**Records from a data source:**
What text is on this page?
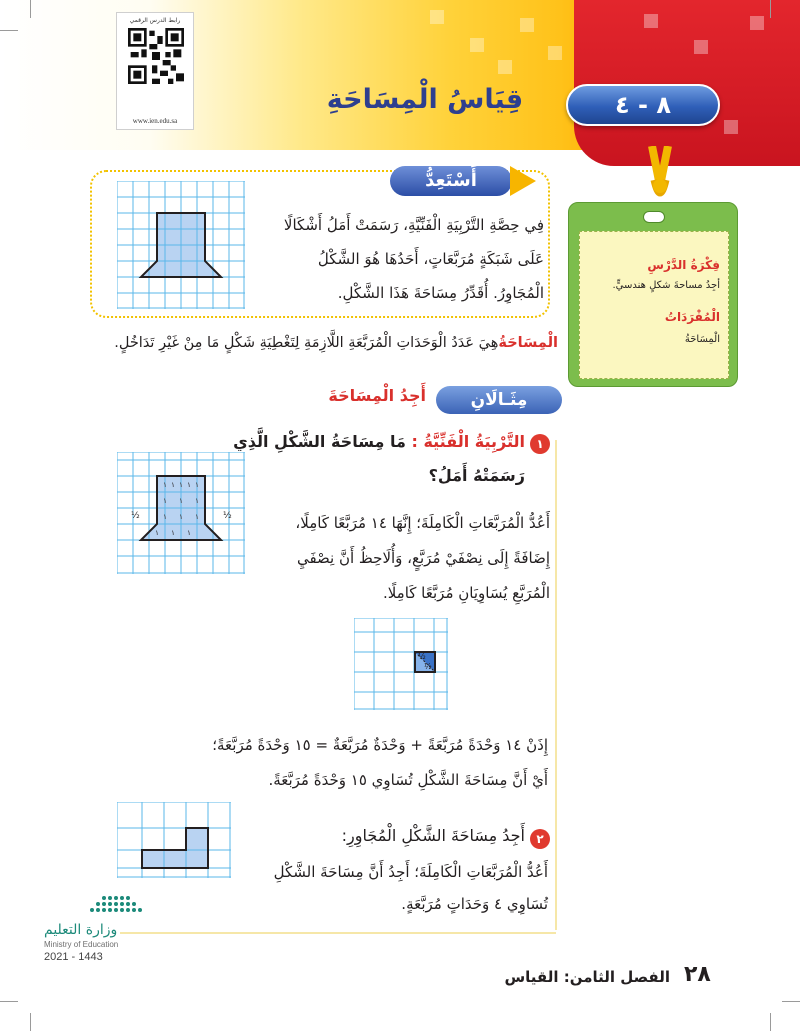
رابط الدرس الرقمي
www.ien.edu.sa
٨ - ٤
قِيَاسُ الْمِسَاحَةِ
فِكْرَةُ الدَّرْسِ
أجِدُ مساحةَ شكلٍ هندسيٍّ.
الْمُفْرَدَاتُ
الْمِسَاحَةُ
أَسْتَعِدُّ
فِي حِصَّةِ التَّرْبِيَةِ الْفَنِّيَّةِ، رَسَمَتْ أَمَلُ أَشْكَالًا
عَلَى شَبَكَةٍ مُرَبَّعَاتٍ، أَحَدُهَا هُوَ الشَّكْلُ
الْمُجَاوِرُ. أُقَدِّرُ مِسَاحَةَ هَذَا الشَّكْلِ.
الْمِسَاحَةُهِيَ عَدَدُ الْوَحَدَاتِ الْمُرَبَّعَةِ اللَّازِمَةِ لِتَغْطِيَةِ شَكْلٍ مَا مِنْ غَيْرِ تَدَاخُلٍ.
مِثَـالَانِ
أَجِدُ الْمِسَاحَةَ
١
التَّرْبِيَةُ الْفَنِّيَّةُ : مَا مِسَاحَةُ الشَّكْلِ الَّذِي
رَسَمَتْهُ أَمَلُ؟
١ ١ ١ ١ ١
١ ١ ١
١ ١ ١
١ ١ ١
½	½	أَعُدُّ الْمُرَبَّعَاتِ الْكَامِلَةَ؛ إِنَّهَا ١٤ مُرَبَّعًا كَامِلًا،
إِضَافَةً إِلَى نِصْفَيْ مُرَبَّعٍ، وَأُلَاحِظُ أَنَّ نِصْفَيِ
الْمُرَبَّعِ يُسَاوِيَانِ مُرَبَّعًا كَامِلًا.
½
½
إِذَنْ ١٤ وَحْدَةً مُرَبَّعَةً + وَحْدَةٌ مُرَبَّعَةٌ = ١٥ وَحْدَةً مُرَبَّعَةً؛
أَيْ أَنَّ مِسَاحَةَ الشَّكْلِ تُسَاوِي ١٥ وَحْدَةً مُرَبَّعَةً.
٢
أَجِدُ مِسَاحَةَ الشَّكْلِ الْمُجَاوِرِ:
أَعُدُّ الْمُرَبَّعَاتِ الْكَامِلَةَ؛ أَجِدُ أَنَّ مِسَاحَةَ الشَّكْلِ
تُسَاوِي ٤ وَحَدَاتٍ مُرَبَّعَةٍ.
وزارة التعليم
Ministry of Education
2021 - 1443
الفصل الثامن: القياس ٢٨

**TO BE DONE:** Retype the data above exactly; pictures are not part of the copy.

**SOLUTION:**
What text is on this page?
رابط الدرس الرقمي
www.ien.edu.sa
٨ - ٤
قِيَاسُ الْمِسَاحَةِ
فِكْرَةُ الدَّرْسِ
أجِدُ مساحةَ شكلٍ هندسيٍّ.
الْمُفْرَدَاتُ
الْمِسَاحَةُ
أَسْتَعِدُّ
فِي حِصَّةِ التَّرْبِيَةِ الْفَنِّيَّةِ، رَسَمَتْ أَمَلُ أَشْكَالًا
عَلَى شَبَكَةٍ مُرَبَّعَاتٍ، أَحَدُهَا هُوَ الشَّكْلُ
الْمُجَاوِرُ. أُقَدِّرُ مِسَاحَةَ هَذَا الشَّكْلِ.
الْمِسَاحَةُهِيَ عَدَدُ الْوَحَدَاتِ الْمُرَبَّعَةِ اللَّازِمَةِ لِتَغْطِيَةِ شَكْلٍ مَا مِنْ غَيْرِ تَدَاخُلٍ.
مِثَـالَانِ
أَجِدُ الْمِسَاحَةَ
١
التَّرْبِيَةُ الْفَنِّيَّةُ : مَا مِسَاحَةُ الشَّكْلِ الَّذِي
رَسَمَتْهُ أَمَلُ؟
١ ١ ١ ١ ١
١ ١ ١
١ ١ ١
١ ١ ١
½	½	أَعُدُّ الْمُرَبَّعَاتِ الْكَامِلَةَ؛ إِنَّهَا ١٤ مُرَبَّعًا كَامِلًا،
إِضَافَةً إِلَى نِصْفَيْ مُرَبَّعٍ، وَأُلَاحِظُ أَنَّ نِصْفَيِ
الْمُرَبَّعِ يُسَاوِيَانِ مُرَبَّعًا كَامِلًا.
½
½
إِذَنْ ١٤ وَحْدَةً مُرَبَّعَةً + وَحْدَةٌ مُرَبَّعَةٌ = ١٥ وَحْدَةً مُرَبَّعَةً؛
أَيْ أَنَّ مِسَاحَةَ الشَّكْلِ تُسَاوِي ١٥ وَحْدَةً مُرَبَّعَةً.
٢
أَجِدُ مِسَاحَةَ الشَّكْلِ الْمُجَاوِرِ:
أَعُدُّ الْمُرَبَّعَاتِ الْكَامِلَةَ؛ أَجِدُ أَنَّ مِسَاحَةَ الشَّكْلِ
تُسَاوِي ٤ وَحَدَاتٍ مُرَبَّعَةٍ.
وزارة التعليم
Ministry of Education
2021 - 1443
الفصل الثامن: القياس ٢٨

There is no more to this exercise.